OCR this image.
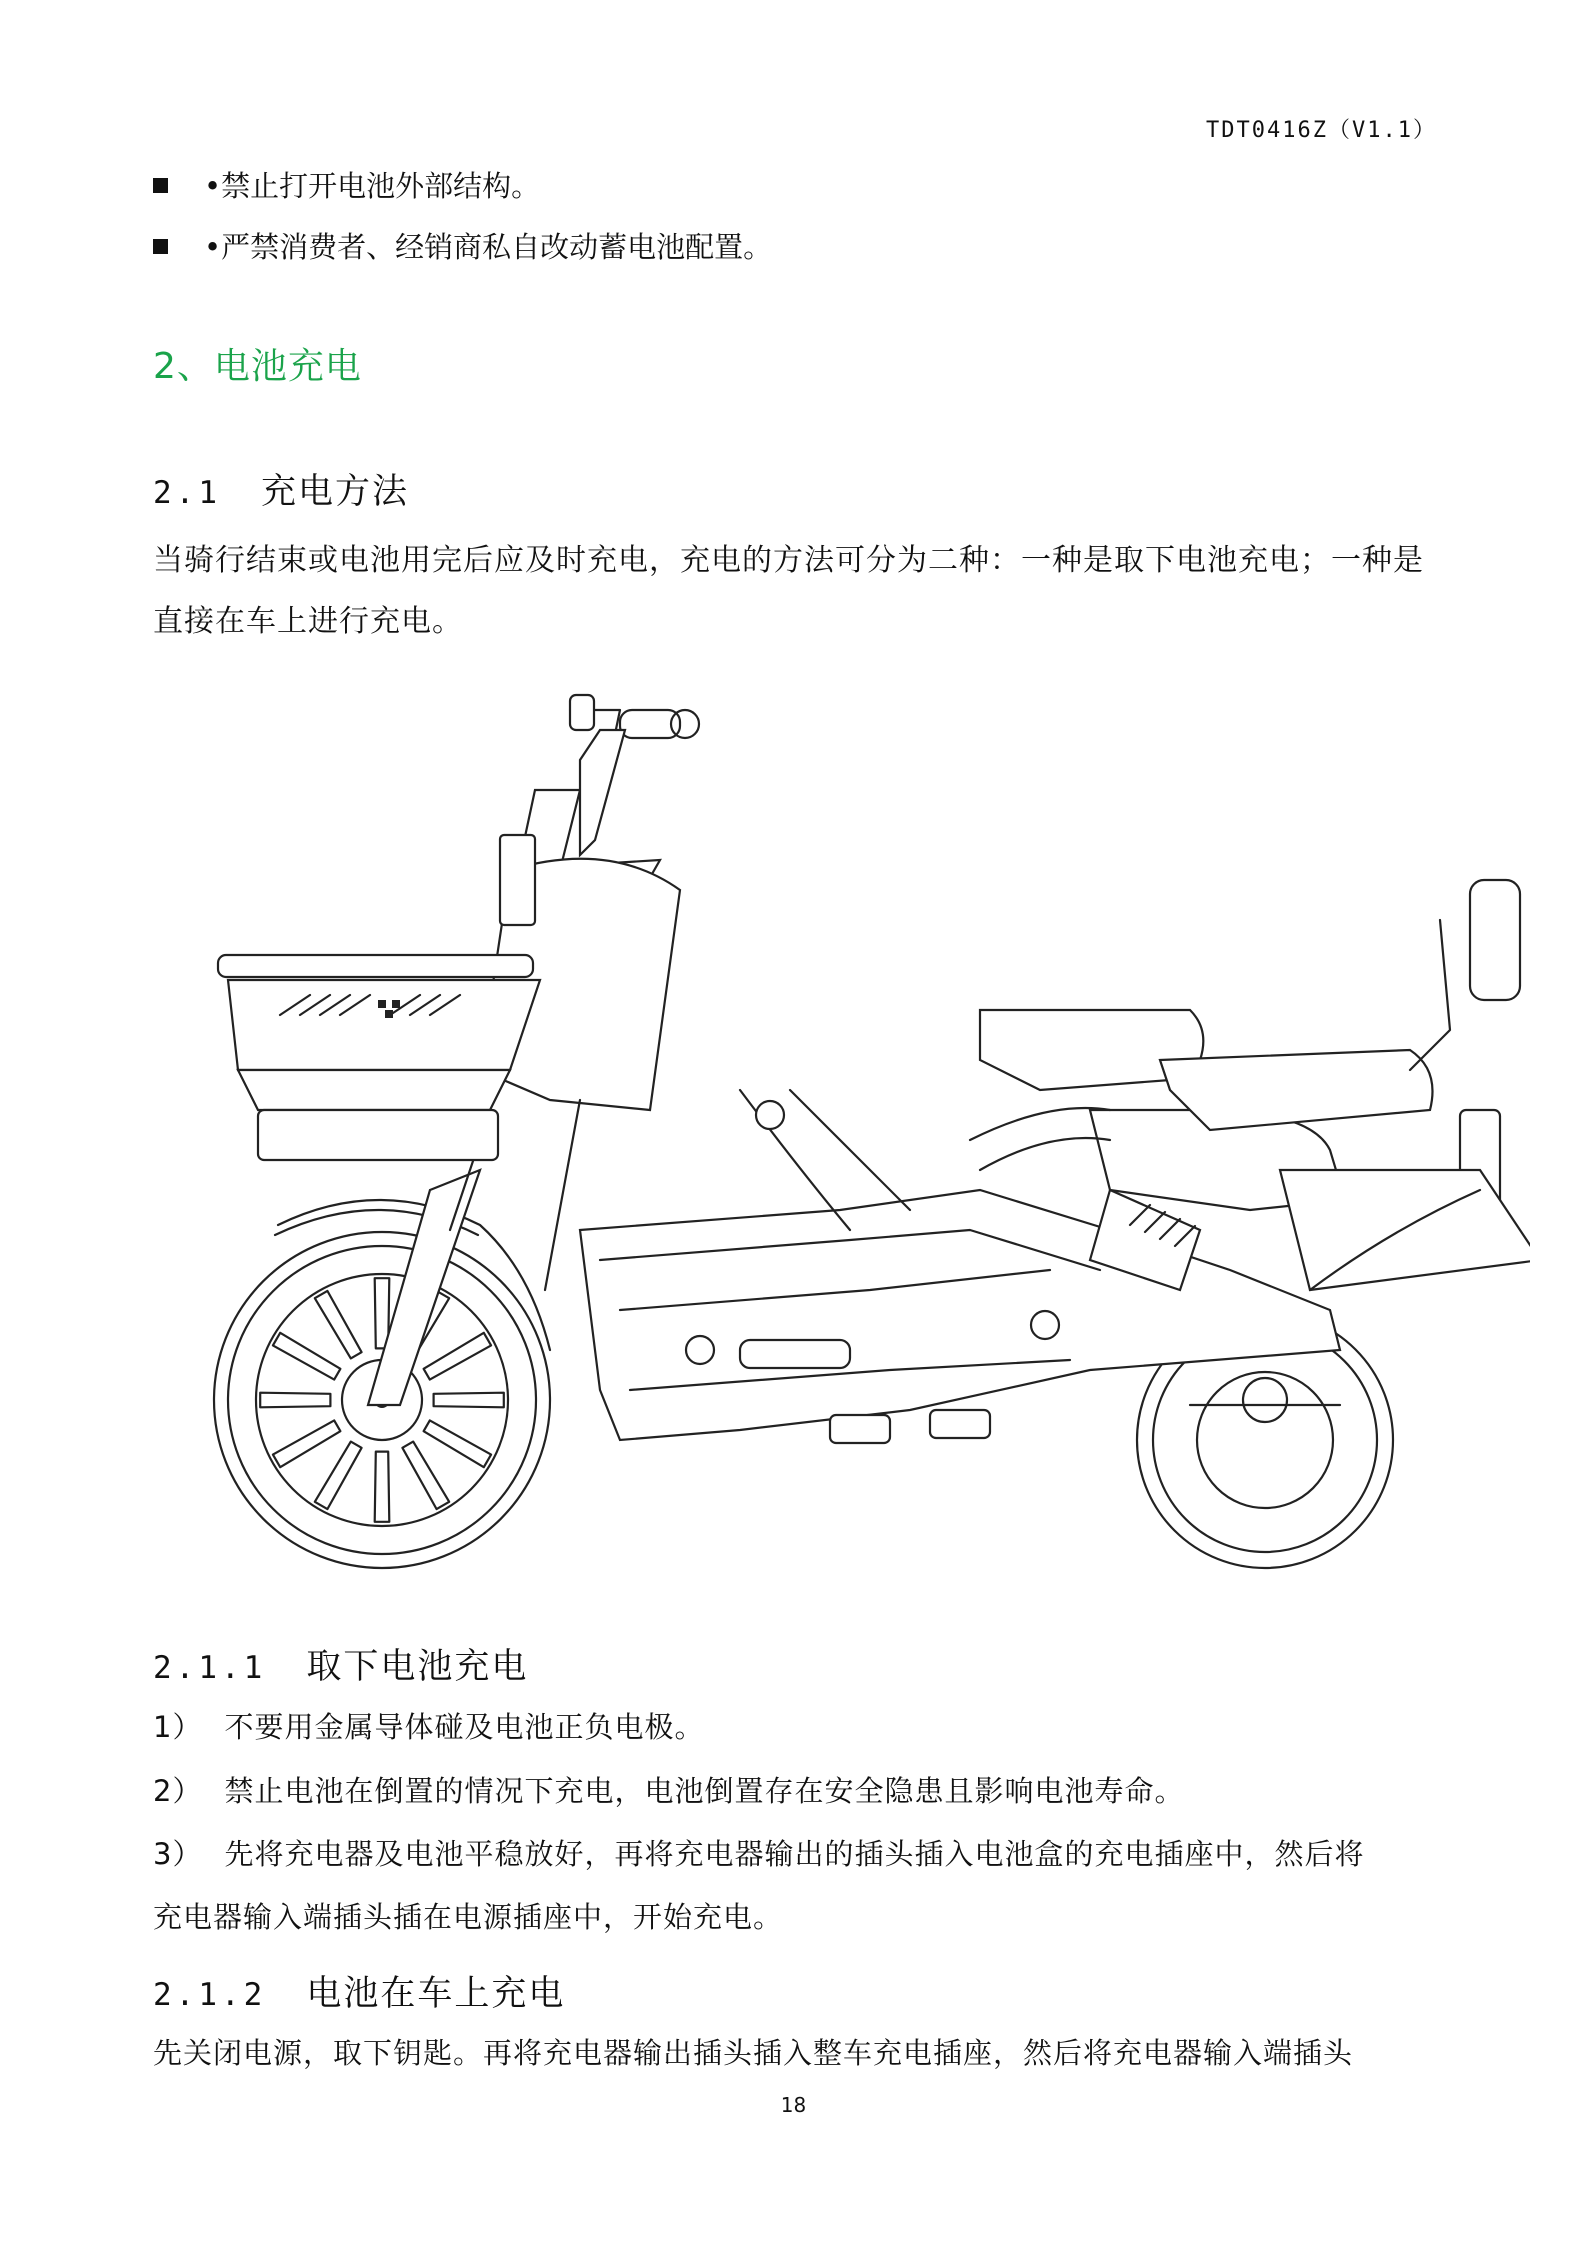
TDT0416Z（V1.1）
•禁止打开电池外部结构。
•严禁消费者、经销商私自改动蓄电池配置。
2、电池充电
2.1 充电方法
当骑行结束或电池用完后应及时充电，充电的方法可分为二种：一种是取下电池充电；一种是直接在车上进行充电。
2.1.1 取下电池充电
1） 不要用金属导体碰及电池正负电极。
2） 禁止电池在倒置的情况下充电，电池倒置存在安全隐患且影响电池寿命。
3） 先将充电器及电池平稳放好，再将充电器输出的插头插入电池盒的充电插座中，然后将
充电器输入端插头插在电源插座中，开始充电。
2.1.2 电池在车上充电
先关闭电源，取下钥匙。再将充电器输出插头插入整车充电插座，然后将充电器输入端插头
18
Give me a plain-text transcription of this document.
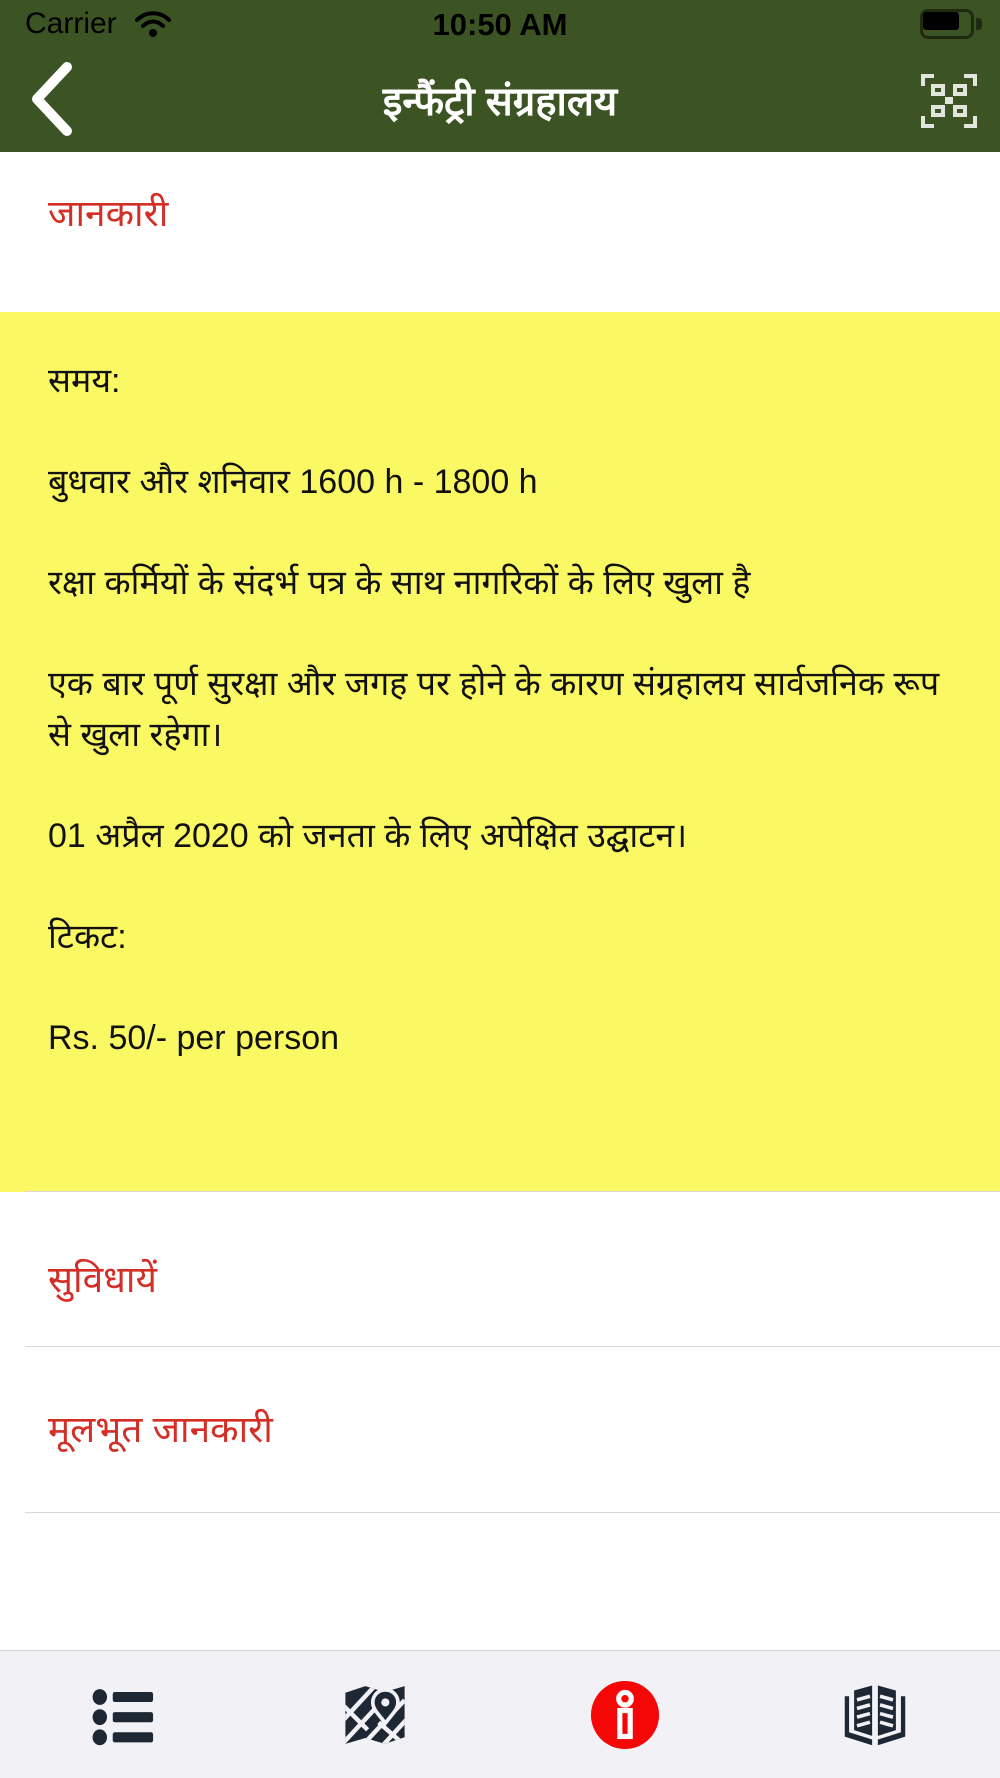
Carrier	10:50 AM
इन्फैंट्री संग्रहालय
जानकारी

समय:

बुधवार और शनिवार 1600 h - 1800 h

रक्षा कर्मियों के संदर्भ पत्र के साथ नागरिकों के लिए खुला है

एक बार पूर्ण सुरक्षा और जगह पर होने के कारण संग्रहालय सार्वजनिक रूप से खुला रहेगा।

01 अप्रैल 2020 को जनता के लिए अपेक्षित उद्घाटन।

टिकट:

Rs. 50/- per person

सुविधायें
मूलभूत जानकारी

......

** Work to be completed **
Write out each line of the data exactly; the images should be left out.

** Answer in full **
OCR this image.
TDT0416Z（V1.1）
•禁止打开电池外部结构。
•严禁消费者、经销商私自改动蓄电池配置。
2、电池充电
2.1 充电方法
当骑行结束或电池用完后应及时充电，充电的方法可分为二种：一种是取下电池充电；一种是直接在车上进行充电。
2.1.1 取下电池充电
1） 不要用金属导体碰及电池正负电极。
2） 禁止电池在倒置的情况下充电，电池倒置存在安全隐患且影响电池寿命。
3） 先将充电器及电池平稳放好，再将充电器输出的插头插入电池盒的充电插座中，然后将
充电器输入端插头插在电源插座中，开始充电。
2.1.2 电池在车上充电
先关闭电源，取下钥匙。再将充电器输出插头插入整车充电插座，然后将充电器输入端插头
18
Give me a plain-text transcription of this document.
Carrier	10:50 AM
इन्फैंट्री संग्रहालय
जानकारी

समय:

बुधवार और शनिवार 1600 h - 1800 h

रक्षा कर्मियों के संदर्भ पत्र के साथ नागरिकों के लिए खुला है

एक बार पूर्ण सुरक्षा और जगह पर होने के कारण संग्रहालय सार्वजनिक रूप से खुला रहेगा।

01 अप्रैल 2020 को जनता के लिए अपेक्षित उद्घाटन।

टिकट:

Rs. 50/- per person

सुविधायें
मूलभूत जानकारी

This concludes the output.